Dati dell'esercizio:
-.-.-
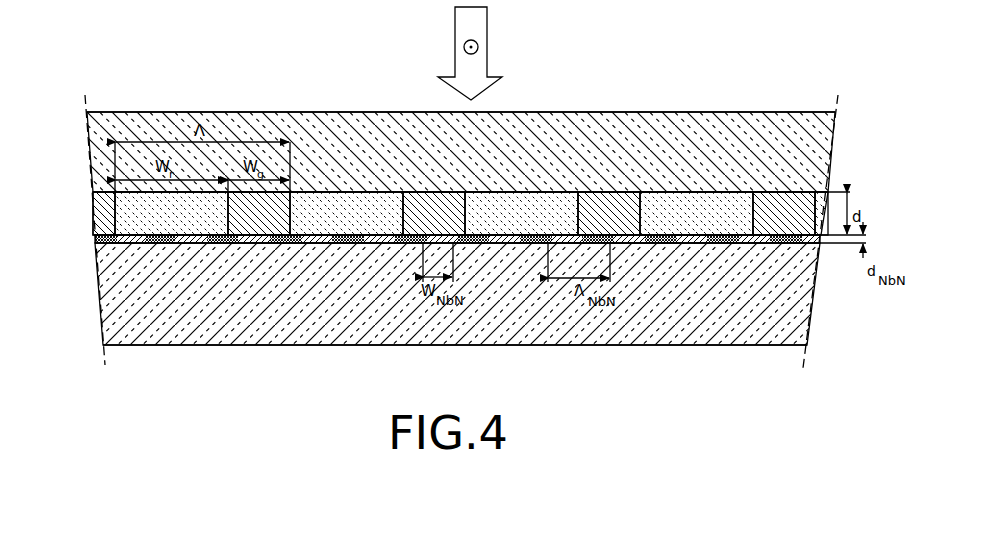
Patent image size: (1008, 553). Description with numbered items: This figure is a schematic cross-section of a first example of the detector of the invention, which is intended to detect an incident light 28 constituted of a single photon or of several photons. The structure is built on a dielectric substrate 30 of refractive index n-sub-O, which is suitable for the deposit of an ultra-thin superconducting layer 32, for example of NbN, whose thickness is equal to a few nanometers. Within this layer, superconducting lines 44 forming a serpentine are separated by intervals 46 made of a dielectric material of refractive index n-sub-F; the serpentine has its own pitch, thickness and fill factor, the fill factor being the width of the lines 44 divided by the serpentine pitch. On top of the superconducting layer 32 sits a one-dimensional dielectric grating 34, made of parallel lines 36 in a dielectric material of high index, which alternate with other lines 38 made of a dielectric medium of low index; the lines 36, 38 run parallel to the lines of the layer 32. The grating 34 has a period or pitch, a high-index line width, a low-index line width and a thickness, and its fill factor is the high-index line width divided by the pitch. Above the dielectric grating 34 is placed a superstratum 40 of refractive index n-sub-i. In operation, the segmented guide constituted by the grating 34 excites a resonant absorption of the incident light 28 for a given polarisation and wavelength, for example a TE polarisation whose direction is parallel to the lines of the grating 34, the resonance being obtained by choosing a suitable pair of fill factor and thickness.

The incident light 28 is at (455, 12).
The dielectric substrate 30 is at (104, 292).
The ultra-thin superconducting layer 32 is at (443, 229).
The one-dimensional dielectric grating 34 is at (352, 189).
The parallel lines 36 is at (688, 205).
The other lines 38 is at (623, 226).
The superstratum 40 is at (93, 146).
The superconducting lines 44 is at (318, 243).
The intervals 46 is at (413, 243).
-.-.-
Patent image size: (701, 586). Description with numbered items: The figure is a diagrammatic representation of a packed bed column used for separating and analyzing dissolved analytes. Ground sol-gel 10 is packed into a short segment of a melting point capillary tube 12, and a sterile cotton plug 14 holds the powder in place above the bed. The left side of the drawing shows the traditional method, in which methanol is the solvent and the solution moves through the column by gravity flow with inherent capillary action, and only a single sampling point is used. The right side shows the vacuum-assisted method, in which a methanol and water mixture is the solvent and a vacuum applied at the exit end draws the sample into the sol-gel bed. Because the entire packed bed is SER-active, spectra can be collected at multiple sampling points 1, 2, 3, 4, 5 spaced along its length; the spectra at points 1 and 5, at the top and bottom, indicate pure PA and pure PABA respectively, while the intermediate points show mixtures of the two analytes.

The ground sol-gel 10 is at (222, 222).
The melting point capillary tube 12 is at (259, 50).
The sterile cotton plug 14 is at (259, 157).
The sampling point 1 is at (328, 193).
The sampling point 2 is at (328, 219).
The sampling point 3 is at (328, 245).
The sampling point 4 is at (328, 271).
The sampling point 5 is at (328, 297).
-.-.-
Consegna: Ricopia senza modifiche il tratto dei record che va dalla riga contenente "Patent image size: (701, 586)." fino alla riga contenente "The sampling point 5 is at (328, 297).", entrambe comprese.

Soluzione scritta:
Patent image size: (701, 586). Description with numbered items: The figure is a diagrammatic representation of a packed bed column used for separating and analyzing dissolved analytes. Ground sol-gel 10 is packed into a short segment of a melting point capillary tube 12, and a sterile cotton plug 14 holds the powder in place above the bed. The left side of the drawing shows the traditional method, in which methanol is the solvent and the solution moves through the column by gravity flow with inherent capillary action, and only a single sampling point is used. The right side shows the vacuum-assisted method, in which a methanol and water mixture is the solvent and a vacuum applied at the exit end draws the sample into the sol-gel bed. Because the entire packed bed is SER-active, spectra can be collected at multiple sampling points 1, 2, 3, 4, 5 spaced along its length; the spectra at points 1 and 5, at the top and bottom, indicate pure PA and pure PABA respectively, while the intermediate points show mixtures of the two analytes.

The ground sol-gel 10 is at (222, 222).
The melting point capillary tube 12 is at (259, 50).
The sterile cotton plug 14 is at (259, 157).
The sampling point 1 is at (328, 193).
The sampling point 2 is at (328, 219).
The sampling point 3 is at (328, 245).
The sampling point 4 is at (328, 271).
The sampling point 5 is at (328, 297).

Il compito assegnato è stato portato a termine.